**What to work on:**
Go through the listing below and gather every line with the word "Anero".

**The input:**
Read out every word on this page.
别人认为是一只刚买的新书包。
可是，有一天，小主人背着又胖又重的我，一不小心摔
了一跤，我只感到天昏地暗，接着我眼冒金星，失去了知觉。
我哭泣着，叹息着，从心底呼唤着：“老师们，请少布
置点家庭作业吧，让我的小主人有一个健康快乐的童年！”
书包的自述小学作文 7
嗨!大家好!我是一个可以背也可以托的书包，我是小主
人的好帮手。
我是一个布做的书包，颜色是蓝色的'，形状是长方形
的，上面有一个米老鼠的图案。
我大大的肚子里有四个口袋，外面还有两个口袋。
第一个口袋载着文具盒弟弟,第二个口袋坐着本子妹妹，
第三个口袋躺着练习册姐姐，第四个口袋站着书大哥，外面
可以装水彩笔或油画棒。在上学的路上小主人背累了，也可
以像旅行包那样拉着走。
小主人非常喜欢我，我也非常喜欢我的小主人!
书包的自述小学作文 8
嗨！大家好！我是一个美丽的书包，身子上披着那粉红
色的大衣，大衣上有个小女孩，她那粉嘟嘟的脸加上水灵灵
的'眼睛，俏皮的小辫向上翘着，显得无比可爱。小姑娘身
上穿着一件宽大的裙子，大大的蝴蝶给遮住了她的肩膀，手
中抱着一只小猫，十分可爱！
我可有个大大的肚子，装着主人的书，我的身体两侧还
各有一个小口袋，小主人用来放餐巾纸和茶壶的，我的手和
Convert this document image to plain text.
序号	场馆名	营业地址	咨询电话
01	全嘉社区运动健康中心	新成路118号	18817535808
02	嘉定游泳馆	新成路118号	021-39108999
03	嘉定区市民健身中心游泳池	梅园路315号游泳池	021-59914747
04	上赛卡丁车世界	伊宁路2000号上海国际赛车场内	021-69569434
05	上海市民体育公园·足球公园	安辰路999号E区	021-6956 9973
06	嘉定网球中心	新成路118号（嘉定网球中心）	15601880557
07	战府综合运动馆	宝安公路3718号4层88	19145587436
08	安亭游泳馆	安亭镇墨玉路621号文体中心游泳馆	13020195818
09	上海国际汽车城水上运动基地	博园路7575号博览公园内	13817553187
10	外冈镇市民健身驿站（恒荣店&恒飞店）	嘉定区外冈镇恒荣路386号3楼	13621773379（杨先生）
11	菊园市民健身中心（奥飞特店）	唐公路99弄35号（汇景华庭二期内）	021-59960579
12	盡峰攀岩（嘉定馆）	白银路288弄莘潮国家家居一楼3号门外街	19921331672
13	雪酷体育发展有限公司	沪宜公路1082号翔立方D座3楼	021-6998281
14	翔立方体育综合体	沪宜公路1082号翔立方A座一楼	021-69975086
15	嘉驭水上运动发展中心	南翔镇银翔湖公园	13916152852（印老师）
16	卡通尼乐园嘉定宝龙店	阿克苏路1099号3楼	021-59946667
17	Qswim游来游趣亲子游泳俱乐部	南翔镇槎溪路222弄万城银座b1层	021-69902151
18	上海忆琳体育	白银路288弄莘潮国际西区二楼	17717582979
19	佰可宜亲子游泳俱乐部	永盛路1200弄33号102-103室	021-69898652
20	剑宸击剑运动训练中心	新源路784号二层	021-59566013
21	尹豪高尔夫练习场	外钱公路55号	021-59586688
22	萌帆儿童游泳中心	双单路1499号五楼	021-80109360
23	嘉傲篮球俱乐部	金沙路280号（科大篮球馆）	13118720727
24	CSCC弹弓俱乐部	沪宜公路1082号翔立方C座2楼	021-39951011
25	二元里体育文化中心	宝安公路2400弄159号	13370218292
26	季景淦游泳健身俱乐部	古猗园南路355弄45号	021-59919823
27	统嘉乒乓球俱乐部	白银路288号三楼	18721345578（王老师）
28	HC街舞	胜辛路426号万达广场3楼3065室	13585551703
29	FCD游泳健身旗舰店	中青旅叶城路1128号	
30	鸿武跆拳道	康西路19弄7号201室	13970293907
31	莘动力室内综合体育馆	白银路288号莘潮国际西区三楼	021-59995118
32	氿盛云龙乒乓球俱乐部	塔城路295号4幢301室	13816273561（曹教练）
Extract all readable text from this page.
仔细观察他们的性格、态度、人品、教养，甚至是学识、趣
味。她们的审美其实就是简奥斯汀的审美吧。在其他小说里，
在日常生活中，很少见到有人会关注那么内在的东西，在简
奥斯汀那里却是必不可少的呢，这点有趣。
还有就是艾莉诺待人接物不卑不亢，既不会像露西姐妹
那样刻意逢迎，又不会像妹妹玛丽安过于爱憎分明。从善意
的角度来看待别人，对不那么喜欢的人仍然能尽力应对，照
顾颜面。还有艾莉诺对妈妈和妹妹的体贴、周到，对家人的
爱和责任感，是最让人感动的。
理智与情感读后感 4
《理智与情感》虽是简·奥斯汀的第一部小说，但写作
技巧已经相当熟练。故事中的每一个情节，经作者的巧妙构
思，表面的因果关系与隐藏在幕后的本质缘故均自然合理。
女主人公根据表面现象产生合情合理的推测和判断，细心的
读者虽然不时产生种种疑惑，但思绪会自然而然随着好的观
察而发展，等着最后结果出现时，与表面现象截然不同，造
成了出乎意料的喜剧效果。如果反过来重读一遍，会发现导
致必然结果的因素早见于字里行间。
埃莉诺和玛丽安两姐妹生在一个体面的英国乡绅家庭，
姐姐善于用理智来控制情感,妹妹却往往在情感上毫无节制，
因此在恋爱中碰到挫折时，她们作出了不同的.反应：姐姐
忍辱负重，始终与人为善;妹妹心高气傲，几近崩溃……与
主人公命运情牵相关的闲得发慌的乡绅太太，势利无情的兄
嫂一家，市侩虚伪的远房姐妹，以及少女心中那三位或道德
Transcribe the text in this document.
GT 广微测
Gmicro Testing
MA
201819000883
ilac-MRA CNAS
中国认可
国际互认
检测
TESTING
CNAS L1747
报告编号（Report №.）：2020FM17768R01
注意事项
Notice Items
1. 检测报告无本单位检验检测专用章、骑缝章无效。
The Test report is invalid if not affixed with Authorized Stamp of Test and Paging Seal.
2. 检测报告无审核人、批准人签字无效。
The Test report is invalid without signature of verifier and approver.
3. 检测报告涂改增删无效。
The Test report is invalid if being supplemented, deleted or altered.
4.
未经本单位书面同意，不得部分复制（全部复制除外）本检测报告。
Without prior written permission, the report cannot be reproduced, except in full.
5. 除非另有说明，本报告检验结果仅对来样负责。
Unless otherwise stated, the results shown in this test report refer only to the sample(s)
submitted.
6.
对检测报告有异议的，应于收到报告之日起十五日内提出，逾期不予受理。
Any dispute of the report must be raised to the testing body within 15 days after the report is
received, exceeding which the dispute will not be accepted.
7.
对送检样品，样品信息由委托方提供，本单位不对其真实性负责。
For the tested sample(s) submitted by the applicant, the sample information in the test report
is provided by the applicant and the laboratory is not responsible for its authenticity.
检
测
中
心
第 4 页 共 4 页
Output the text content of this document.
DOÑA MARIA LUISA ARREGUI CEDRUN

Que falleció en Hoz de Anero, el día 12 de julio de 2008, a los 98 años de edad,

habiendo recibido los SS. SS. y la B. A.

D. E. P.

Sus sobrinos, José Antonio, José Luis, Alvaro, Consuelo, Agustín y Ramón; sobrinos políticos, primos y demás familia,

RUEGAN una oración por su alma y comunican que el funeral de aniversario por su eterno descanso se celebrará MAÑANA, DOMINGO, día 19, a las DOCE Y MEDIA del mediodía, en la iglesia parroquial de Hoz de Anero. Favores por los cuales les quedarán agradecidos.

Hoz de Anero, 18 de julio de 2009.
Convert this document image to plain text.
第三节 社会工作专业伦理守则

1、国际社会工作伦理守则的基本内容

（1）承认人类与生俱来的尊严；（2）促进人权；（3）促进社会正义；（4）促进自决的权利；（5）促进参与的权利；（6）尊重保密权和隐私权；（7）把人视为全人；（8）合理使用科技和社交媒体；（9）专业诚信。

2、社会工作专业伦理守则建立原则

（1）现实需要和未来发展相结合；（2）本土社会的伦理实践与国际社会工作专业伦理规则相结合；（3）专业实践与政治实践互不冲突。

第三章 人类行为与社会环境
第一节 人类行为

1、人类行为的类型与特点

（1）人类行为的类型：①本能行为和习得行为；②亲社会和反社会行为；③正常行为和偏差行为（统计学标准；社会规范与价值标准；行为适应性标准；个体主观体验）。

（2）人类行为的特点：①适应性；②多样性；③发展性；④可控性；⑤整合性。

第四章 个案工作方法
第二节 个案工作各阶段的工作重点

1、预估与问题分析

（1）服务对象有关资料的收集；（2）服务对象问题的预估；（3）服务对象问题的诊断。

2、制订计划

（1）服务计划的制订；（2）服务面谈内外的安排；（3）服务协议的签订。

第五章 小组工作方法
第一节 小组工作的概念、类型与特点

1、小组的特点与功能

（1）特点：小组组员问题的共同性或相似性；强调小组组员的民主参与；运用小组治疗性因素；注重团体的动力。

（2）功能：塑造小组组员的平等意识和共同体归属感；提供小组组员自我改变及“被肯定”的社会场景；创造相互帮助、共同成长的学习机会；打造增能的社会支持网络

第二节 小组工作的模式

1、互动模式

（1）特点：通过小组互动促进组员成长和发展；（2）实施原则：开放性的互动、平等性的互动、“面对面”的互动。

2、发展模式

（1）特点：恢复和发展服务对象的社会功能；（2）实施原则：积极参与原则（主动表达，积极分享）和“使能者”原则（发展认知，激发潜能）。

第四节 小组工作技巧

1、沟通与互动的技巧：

**Written answer:**
Que falleció en Hoz de Anero, el día 12 de julio de 2008, a los 98 años de edad,
RUEGAN una oración por su alma y comunican que el funeral de aniversario por su eterno descanso se celebrará MAÑANA, DOMINGO, día 19, a las DOCE Y MEDIA del mediodía, en la iglesia parroquial de Hoz de Anero. Favores por los cuales les quedarán agradecidos.
Hoz de Anero, 18 de julio de 2009.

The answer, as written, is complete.